:: GOAL ::
Search the data for the word "days". Reproduce every line where it is found.

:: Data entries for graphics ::
★ ★ ★ ★ ★ ★ ★

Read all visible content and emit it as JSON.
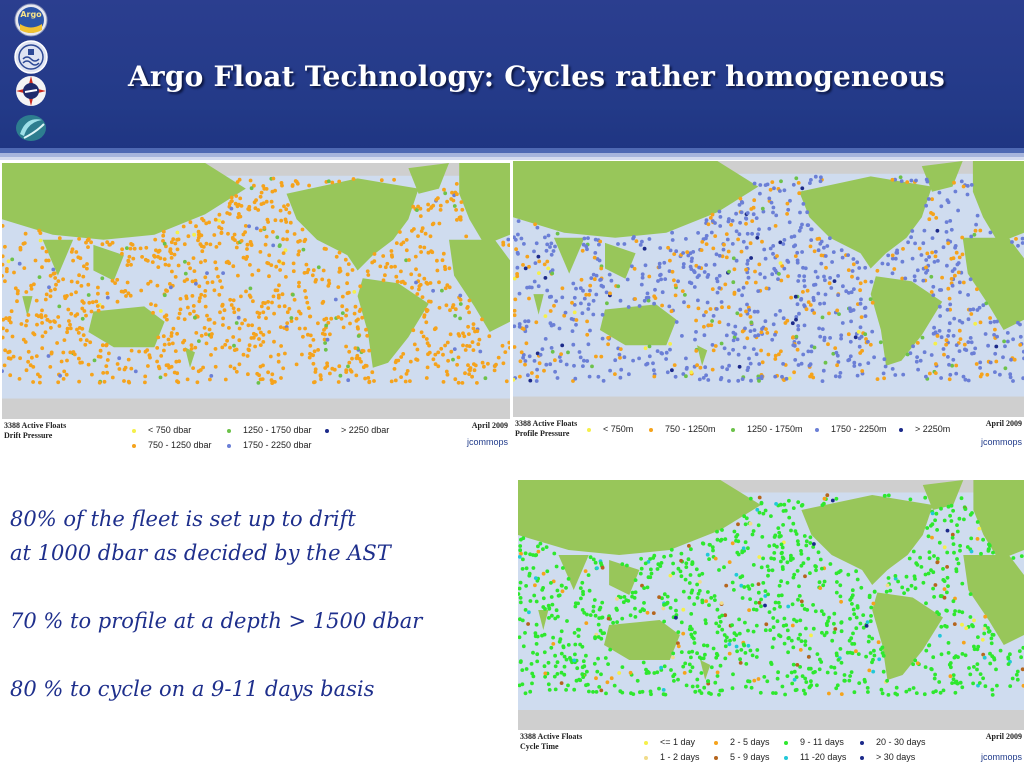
{
  "slide": {
    "title": "Argo Float Technology: Cycles rather homogeneous",
    "logos": [
      {
        "name": "argo-logo",
        "text": "Argo"
      },
      {
        "name": "ioc-logo"
      },
      {
        "name": "wmo-logo"
      },
      {
        "name": "jcomm-emblem-logo"
      }
    ],
    "bullets": [
      "80% of the fleet is set up to drift",
      "at 1000 dbar as decided by the AST",
      "70 % to profile at a depth > 1500 dbar",
      "80 % to cycle on a 9-11 days basis"
    ]
  },
  "colors": {
    "land": "#98c65a",
    "ocean": "#cfdcef",
    "polar_land": "#cfcfcf",
    "header": "#273c8c",
    "text": "#1e2f8c"
  },
  "maps": [
    {
      "id": "drift",
      "caption_line1": "3388 Active Floats",
      "caption_line2": "Drift Pressure",
      "date": "April 2009",
      "brand": "jcommops",
      "legend": [
        {
          "label": "< 750 dbar",
          "color": "#f5f04a"
        },
        {
          "label": "1250 - 1750 dbar",
          "color": "#6cc24a"
        },
        {
          "label": "> 2250 dbar",
          "color": "#1c2a8a"
        },
        {
          "label": "750 - 1250 dbar",
          "color": "#f5a31c"
        },
        {
          "label": "1750 - 2250 dbar",
          "color": "#6b7fd6"
        }
      ]
    },
    {
      "id": "profile",
      "caption_line1": "3388 Active Floats",
      "caption_line2": "Profile Pressure",
      "date": "April 2009",
      "brand": "jcommops",
      "legend": [
        {
          "label": "< 750m",
          "color": "#f5f04a"
        },
        {
          "label": "750 - 1250m",
          "color": "#f5a31c"
        },
        {
          "label": "1250 - 1750m",
          "color": "#6cc24a"
        },
        {
          "label": "1750 - 2250m",
          "color": "#6b7fd6"
        },
        {
          "label": "> 2250m",
          "color": "#1c2a8a"
        }
      ]
    },
    {
      "id": "cycle",
      "caption_line1": "3388 Active Floats",
      "caption_line2": "Cycle Time",
      "date": "April 2009",
      "brand": "jcommops",
      "legend": [
        {
          "label": "<= 1 day",
          "color": "#f5f04a"
        },
        {
          "label": "2 - 5 days",
          "color": "#f5a31c"
        },
        {
          "label": "9 - 11 days",
          "color": "#2ee82e"
        },
        {
          "label": "20 - 30 days",
          "color": "#1c2a8a"
        },
        {
          "label": "1 - 2 days",
          "color": "#f0dc8a"
        },
        {
          "label": "5 - 9 days",
          "color": "#b5651d"
        },
        {
          "label": "11 -20 days",
          "color": "#22c8d8"
        },
        {
          "label": "> 30 days",
          "color": "#1c2a8a"
        }
      ]
    }
  ]
}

★ ★ ★ ★ ★ ★ ★

:: COMPLETED TASK ::
      "80 % to cycle on a 9-11 days basis"
          "label": "2 - 5 days",
          "label": "9 - 11 days",
          "label": "20 - 30 days",
          "label": "1 - 2 days",
          "label": "5 - 9 days",
          "label": "11 -20 days",
          "label": "> 30 days",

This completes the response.